[Collected data]
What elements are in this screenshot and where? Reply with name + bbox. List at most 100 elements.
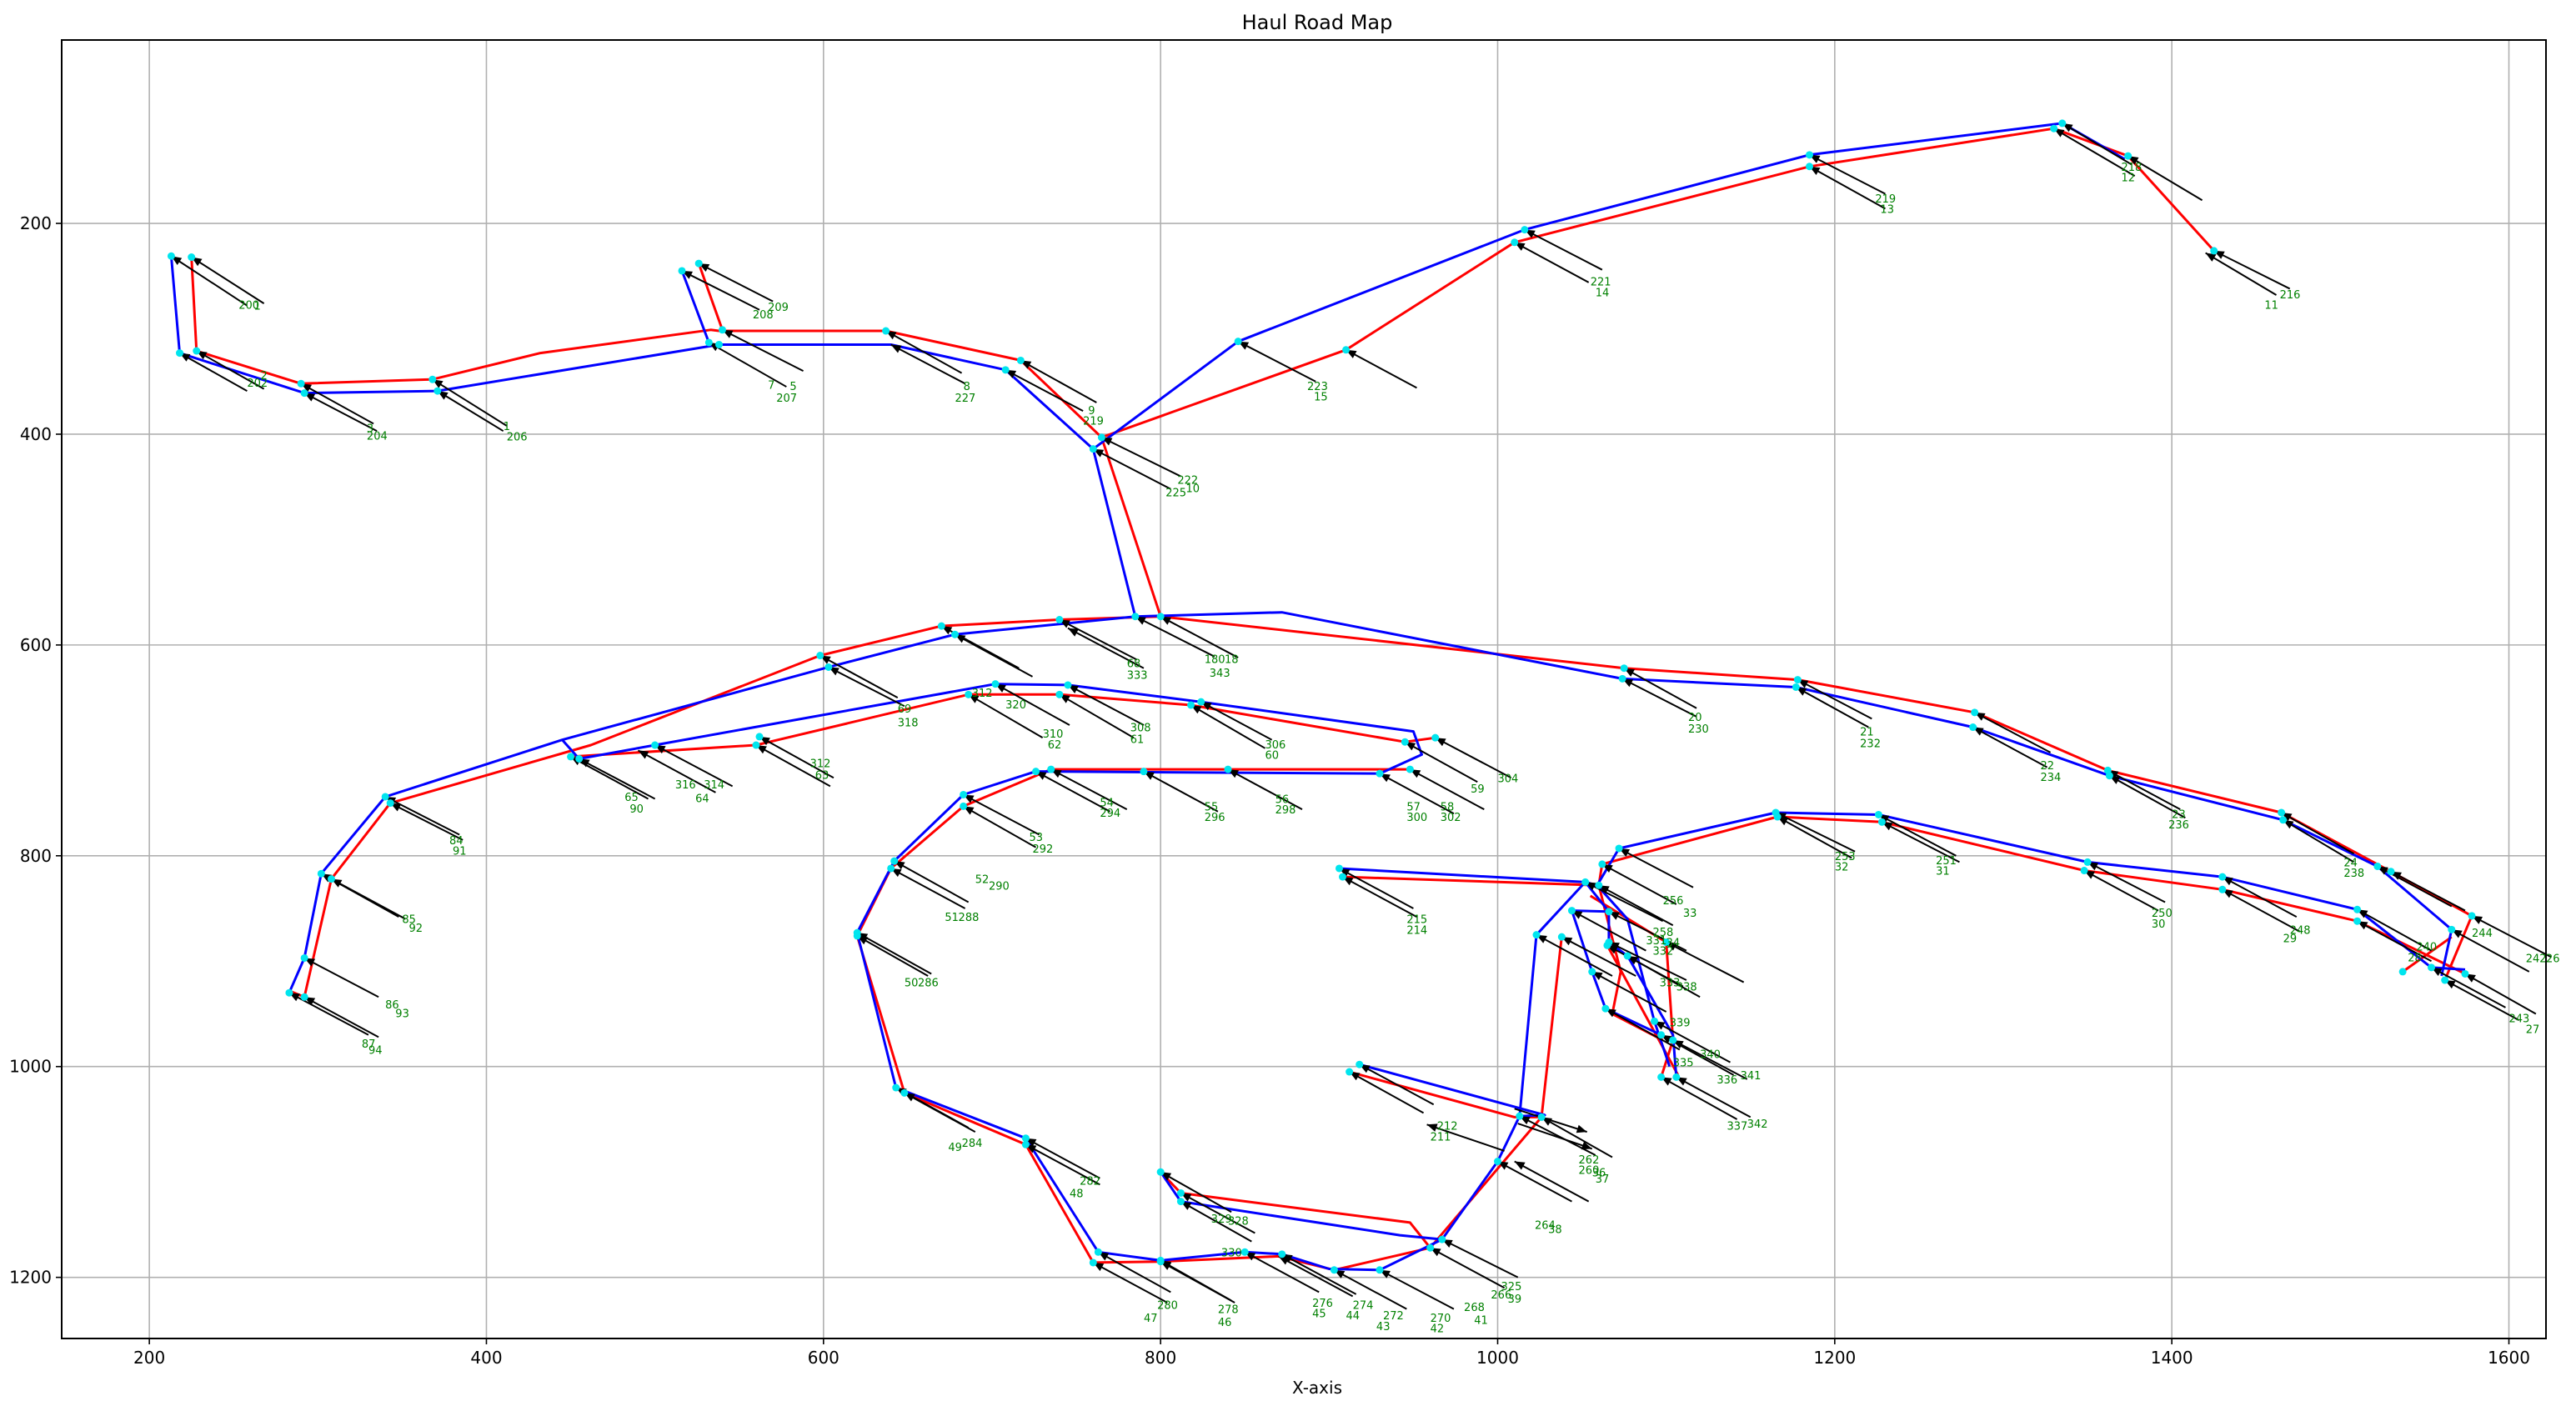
direction-arrow — [2444, 979, 2520, 1021]
direction-arrow — [1050, 768, 1128, 811]
node-id-label: 63 — [815, 769, 829, 782]
direction-arrow — [995, 683, 1070, 726]
node-id-label: 93 — [395, 1008, 409, 1020]
direction-arrow — [1676, 1076, 1752, 1118]
road-node — [2058, 119, 2067, 128]
node-id-label: 274 — [1353, 1300, 1374, 1313]
direction-arrow — [432, 378, 508, 427]
node-id-label: 22 — [2040, 760, 2054, 773]
road-node — [1089, 1258, 1097, 1267]
direction-arrow — [1278, 1255, 1354, 1298]
road-node — [1588, 968, 1596, 976]
direction-arrow — [303, 392, 378, 433]
direction-arrow — [856, 932, 932, 975]
road-node — [2279, 816, 2288, 824]
blue-route-line — [1159, 1171, 1442, 1241]
road-node — [1021, 1140, 1030, 1148]
road-node — [2050, 124, 2058, 133]
node-id-label: 206 — [507, 432, 528, 444]
direction-arrow — [1666, 941, 1745, 983]
direction-arrow — [1025, 1137, 1100, 1179]
node-id-label: 216 — [2280, 289, 2301, 302]
road-node — [2124, 152, 2132, 160]
road-node — [2353, 917, 2362, 925]
node-id-label: 211 — [1431, 1131, 1451, 1143]
node-id-label: 222 — [1177, 474, 1198, 487]
red-route-line — [389, 615, 2473, 981]
road-node — [2461, 969, 2469, 978]
x-tick-label: 1400 — [2151, 1348, 2193, 1368]
direction-arrow — [1877, 813, 1957, 857]
node-id-label: 276 — [1312, 1298, 1333, 1310]
road-node — [1662, 938, 1671, 947]
node-id-label: 48 — [1070, 1188, 1084, 1201]
road-node — [2105, 772, 2113, 780]
node-id-label: 3 — [367, 423, 373, 435]
direction-arrow — [1514, 1160, 1590, 1203]
node-id-label: 337 — [1727, 1121, 1747, 1133]
road-node — [678, 267, 686, 275]
arrow-head — [638, 750, 649, 759]
node-id-label: 332 — [1652, 946, 1673, 958]
arrow-layer — [170, 123, 2552, 1310]
direction-arrow — [191, 256, 265, 304]
road-node — [386, 799, 394, 808]
road-node — [567, 753, 575, 761]
road-node — [1792, 683, 1800, 691]
road-node — [965, 690, 973, 698]
y-tick-label: 600 — [20, 635, 52, 655]
x-tick-label: 400 — [470, 1348, 502, 1368]
road-node — [2448, 925, 2456, 933]
road-node — [2373, 862, 2382, 870]
road-node — [951, 630, 960, 638]
direction-arrow — [1606, 944, 1684, 988]
road-node — [1657, 1073, 1666, 1081]
node-id-label: 202 — [247, 378, 268, 390]
road-node — [704, 338, 713, 347]
node-id-label: 284 — [962, 1138, 983, 1150]
node-id-label: 214 — [1406, 924, 1427, 937]
road-node — [1346, 1068, 1354, 1076]
road-node — [1335, 864, 1343, 873]
road-node — [1055, 690, 1064, 698]
red-route-line — [1100, 437, 1162, 618]
node-id-label: 325 — [1501, 1281, 1522, 1293]
node-id-label: 331 — [1646, 935, 1666, 948]
road-node — [428, 375, 437, 383]
node-id-label: 68 — [1127, 658, 1141, 670]
node-id-label: 86 — [385, 999, 399, 1012]
road-node — [714, 340, 723, 348]
direction-arrow — [1608, 941, 1687, 981]
road-node — [1672, 1073, 1681, 1081]
node-id-label: 262 — [1579, 1154, 1600, 1167]
direction-arrow — [1135, 615, 1215, 658]
direction-arrow — [1346, 348, 1417, 389]
road-node — [1874, 810, 1882, 818]
x-tick-label: 200 — [133, 1348, 165, 1368]
node-id-label: 23 — [2172, 808, 2186, 821]
node-id-label: 53 — [1029, 832, 1043, 844]
direction-arrow — [1349, 1071, 1425, 1114]
road-node — [1772, 808, 1780, 817]
direction-arrow — [1020, 359, 1097, 403]
road-node — [1532, 931, 1541, 939]
direction-arrow — [2108, 774, 2186, 819]
node-id-label: 31 — [1936, 866, 1950, 878]
direction-arrow — [637, 749, 716, 793]
direction-arrow — [2390, 870, 2466, 912]
direction-arrow — [828, 666, 905, 708]
node-id-label: 218 — [2122, 162, 2142, 174]
direction-arrow — [1435, 737, 1512, 779]
road-node — [1156, 613, 1165, 621]
node-id-label: 14 — [1596, 287, 1610, 299]
road-node — [1493, 1158, 1501, 1166]
road-node — [1278, 1250, 1286, 1258]
node-id-label: 318 — [898, 717, 919, 729]
node-id-label: 333 — [1127, 669, 1148, 682]
road-node — [297, 379, 305, 388]
road-node — [2278, 808, 2286, 817]
direction-arrow — [2357, 920, 2432, 963]
node-id-label: 51 — [945, 912, 959, 924]
direction-arrow — [2213, 250, 2291, 290]
node-id-label: 236 — [2168, 819, 2189, 832]
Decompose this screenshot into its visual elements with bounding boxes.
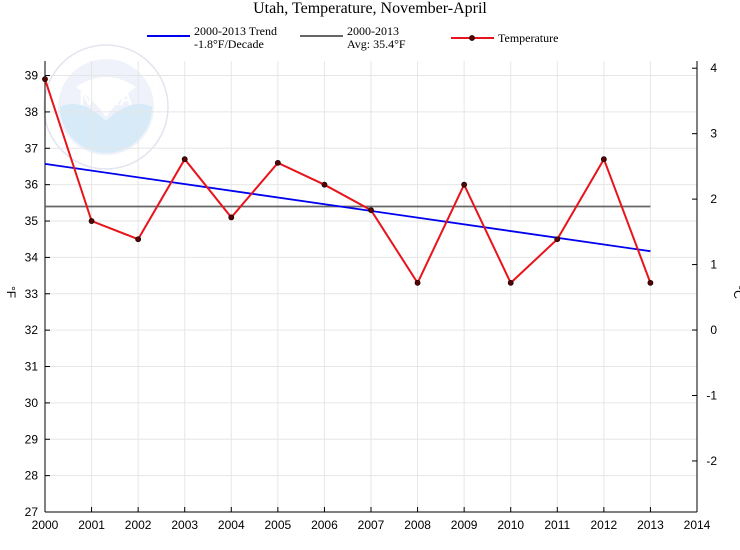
x-tick-label: 2007 <box>358 518 385 532</box>
chart-title: Utah, Temperature, November-April <box>253 0 487 17</box>
y-tick-label-right: 2 <box>710 192 717 206</box>
x-tick-label: 2012 <box>591 518 618 532</box>
noaa-logo-text: NOAA <box>80 89 133 109</box>
y-axis-right-title: °C <box>731 285 740 299</box>
y-tick-label-left: 33 <box>25 287 39 301</box>
noaa-logo-watermark: NOAA <box>43 44 169 170</box>
data-point <box>42 76 48 83</box>
y-axis-left-title: °F <box>4 286 18 298</box>
data-point <box>554 236 561 243</box>
y-tick-label-left: 30 <box>25 396 39 410</box>
y-tick-label-left: 28 <box>25 469 39 483</box>
x-tick-label: 2000 <box>32 518 59 532</box>
x-tick-label: 2014 <box>684 518 711 532</box>
x-tick-label: 2006 <box>311 518 338 532</box>
legend-trend-label-2: -1.8°F/Decade <box>194 37 264 51</box>
x-tick-label: 2004 <box>218 518 245 532</box>
y-tick-label-left: 32 <box>25 323 39 337</box>
legend-trend-label: 2000-2013 Trend <box>194 24 277 38</box>
legend: 2000-2013 Trend -1.8°F/Decade 2000-2013 … <box>147 24 558 51</box>
x-tick-label: 2001 <box>78 518 105 532</box>
x-tick-label: 2005 <box>265 518 292 532</box>
data-point <box>181 156 188 163</box>
x-tick-label: 2008 <box>404 518 431 532</box>
data-point <box>647 279 654 286</box>
series-line <box>44 163 651 253</box>
y-tick-label-left: 34 <box>25 250 39 264</box>
data-point <box>88 218 95 224</box>
y-tick-label-right: 0 <box>710 323 717 337</box>
axes: 2000 2001 2002 2003 2004 2005 2006 2007 2008 2009… <box>25 61 717 532</box>
y-tick-label-right: -2 <box>706 454 717 468</box>
x-tick-label: 2013 <box>637 518 664 532</box>
x-tick-label: 2010 <box>497 518 524 532</box>
legend-avg-label-2: Avg: 35.4°F <box>347 37 406 51</box>
series-line <box>44 78 652 285</box>
data-point <box>414 279 421 286</box>
y-tick-label-left: 38 <box>25 105 39 119</box>
series-lines <box>44 78 652 285</box>
y-tick-label-left: 31 <box>25 360 39 374</box>
y-tick-label-right: 1 <box>710 258 717 272</box>
series-points <box>42 76 654 286</box>
y-tick-label-left: 39 <box>25 69 39 83</box>
data-point <box>461 181 468 188</box>
y-tick-label-right: 3 <box>710 127 717 141</box>
y-tick-label-right: -1 <box>706 388 717 402</box>
legend-avg-label: 2000-2013 <box>347 24 399 38</box>
y-tick-label-left: 29 <box>25 432 39 446</box>
x-tick-label: 2011 <box>544 518 570 532</box>
y-tick-label-left: 37 <box>25 141 39 155</box>
y-tick-label-left: 27 <box>25 505 39 519</box>
data-point <box>274 159 281 166</box>
data-point <box>600 156 607 163</box>
data-point <box>507 279 514 286</box>
legend-temp-marker <box>469 35 475 41</box>
grid <box>44 61 698 513</box>
x-tick-label: 2003 <box>171 518 198 532</box>
x-tick-label: 2002 <box>125 518 152 532</box>
data-point <box>368 207 374 214</box>
y-tick-label-left: 35 <box>25 214 39 228</box>
legend-temp-label: Temperature <box>498 31 558 45</box>
data-point <box>321 181 328 188</box>
y-tick-label-right: 4 <box>710 61 717 75</box>
data-point <box>135 236 142 243</box>
y-tick-label-left: 36 <box>25 178 39 192</box>
x-tick-label: 2009 <box>451 518 478 532</box>
data-point <box>228 214 235 221</box>
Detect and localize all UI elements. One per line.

- _Stated problem_:
Copy out the lines above, from the one containing "x-tick-label: 2007 <box>358 518 385 532</box>" through the one containing "legend: 2000-2013 Trend", with both of those included.

- _Correct answer_:
x-tick-label: 2007 <box>358 518 385 532</box>
chart-title: Utah, Temperature, November-April <box>253 0 487 17</box>
y-tick-label-right: 2 <box>710 192 717 206</box>
x-tick-label: 2012 <box>591 518 618 532</box>
noaa-logo-text: NOAA <box>80 89 133 109</box>
y-axis-right-title: °C <box>731 285 740 299</box>
y-tick-label-left: 33 <box>25 287 39 301</box>
noaa-logo-watermark: NOAA <box>43 44 169 170</box>
data-point <box>42 76 48 83</box>
y-axis-left-title: °F <box>4 286 18 298</box>
data-point <box>554 236 561 243</box>
y-tick-label-left: 30 <box>25 396 39 410</box>
y-tick-label-left: 28 <box>25 469 39 483</box>
x-tick-label: 2000 <box>32 518 59 532</box>
x-tick-label: 2014 <box>684 518 711 532</box>
x-tick-label: 2006 <box>311 518 338 532</box>
legend-trend-label-2: -1.8°F/Decade <box>194 37 264 51</box>
x-tick-label: 2004 <box>218 518 245 532</box>
y-tick-label-left: 32 <box>25 323 39 337</box>
legend-trend-label: 2000-2013 Trend <box>194 24 277 38</box>
legend: 2000-2013 Trend -1.8°F/Decade 2000-2013 … <box>147 24 558 51</box>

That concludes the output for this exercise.